[Recorded data]

════════

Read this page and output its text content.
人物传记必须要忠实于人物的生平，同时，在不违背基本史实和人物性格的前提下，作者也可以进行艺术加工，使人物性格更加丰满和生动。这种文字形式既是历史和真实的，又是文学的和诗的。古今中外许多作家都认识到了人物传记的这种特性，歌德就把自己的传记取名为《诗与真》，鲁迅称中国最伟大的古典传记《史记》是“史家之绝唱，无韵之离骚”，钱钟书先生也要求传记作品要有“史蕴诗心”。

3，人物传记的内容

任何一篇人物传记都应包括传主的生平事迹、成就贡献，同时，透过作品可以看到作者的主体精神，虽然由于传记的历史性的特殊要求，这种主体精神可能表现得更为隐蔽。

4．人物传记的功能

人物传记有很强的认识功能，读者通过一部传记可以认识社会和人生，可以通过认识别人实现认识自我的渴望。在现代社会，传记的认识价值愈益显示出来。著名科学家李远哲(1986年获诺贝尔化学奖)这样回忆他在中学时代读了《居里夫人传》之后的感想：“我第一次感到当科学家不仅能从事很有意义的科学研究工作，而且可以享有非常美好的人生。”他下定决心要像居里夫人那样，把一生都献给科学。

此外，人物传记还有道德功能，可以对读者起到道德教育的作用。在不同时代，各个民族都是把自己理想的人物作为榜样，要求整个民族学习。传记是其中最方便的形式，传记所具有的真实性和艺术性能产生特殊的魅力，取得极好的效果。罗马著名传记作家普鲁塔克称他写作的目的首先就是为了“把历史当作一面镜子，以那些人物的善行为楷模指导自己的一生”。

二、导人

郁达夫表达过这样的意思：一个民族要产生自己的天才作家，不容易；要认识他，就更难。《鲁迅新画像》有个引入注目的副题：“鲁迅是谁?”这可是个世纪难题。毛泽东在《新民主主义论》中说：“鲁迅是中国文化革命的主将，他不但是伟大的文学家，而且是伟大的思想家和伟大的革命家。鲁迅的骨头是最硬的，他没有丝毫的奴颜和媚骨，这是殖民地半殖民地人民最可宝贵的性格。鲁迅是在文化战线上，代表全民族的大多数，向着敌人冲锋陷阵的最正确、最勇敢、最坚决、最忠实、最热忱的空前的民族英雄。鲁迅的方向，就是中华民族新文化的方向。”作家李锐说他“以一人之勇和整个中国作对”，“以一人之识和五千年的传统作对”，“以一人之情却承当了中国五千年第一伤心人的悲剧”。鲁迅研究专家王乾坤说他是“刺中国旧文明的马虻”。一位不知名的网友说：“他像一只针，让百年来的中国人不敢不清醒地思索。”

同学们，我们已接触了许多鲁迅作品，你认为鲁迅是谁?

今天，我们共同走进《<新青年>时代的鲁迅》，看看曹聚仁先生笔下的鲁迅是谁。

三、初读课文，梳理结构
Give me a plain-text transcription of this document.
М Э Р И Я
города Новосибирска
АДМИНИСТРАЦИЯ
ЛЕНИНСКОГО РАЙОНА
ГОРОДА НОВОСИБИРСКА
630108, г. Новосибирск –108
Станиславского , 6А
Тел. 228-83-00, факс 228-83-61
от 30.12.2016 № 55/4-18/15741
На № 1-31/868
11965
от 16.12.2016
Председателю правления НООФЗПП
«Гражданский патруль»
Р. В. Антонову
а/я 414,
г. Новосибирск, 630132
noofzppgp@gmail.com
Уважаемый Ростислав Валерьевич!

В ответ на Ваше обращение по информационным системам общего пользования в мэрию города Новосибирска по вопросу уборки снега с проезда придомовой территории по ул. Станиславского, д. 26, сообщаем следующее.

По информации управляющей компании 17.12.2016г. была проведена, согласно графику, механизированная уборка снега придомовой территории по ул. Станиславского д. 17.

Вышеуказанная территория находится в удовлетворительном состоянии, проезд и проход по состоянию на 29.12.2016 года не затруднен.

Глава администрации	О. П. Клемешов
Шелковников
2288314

════════

## WRITTEN INSTRUCTION:
From the listing above, return each line with the word "this".

## TASK RESPONSE:
Read this page and output its text content.
Give me a plain-text transcription of this document.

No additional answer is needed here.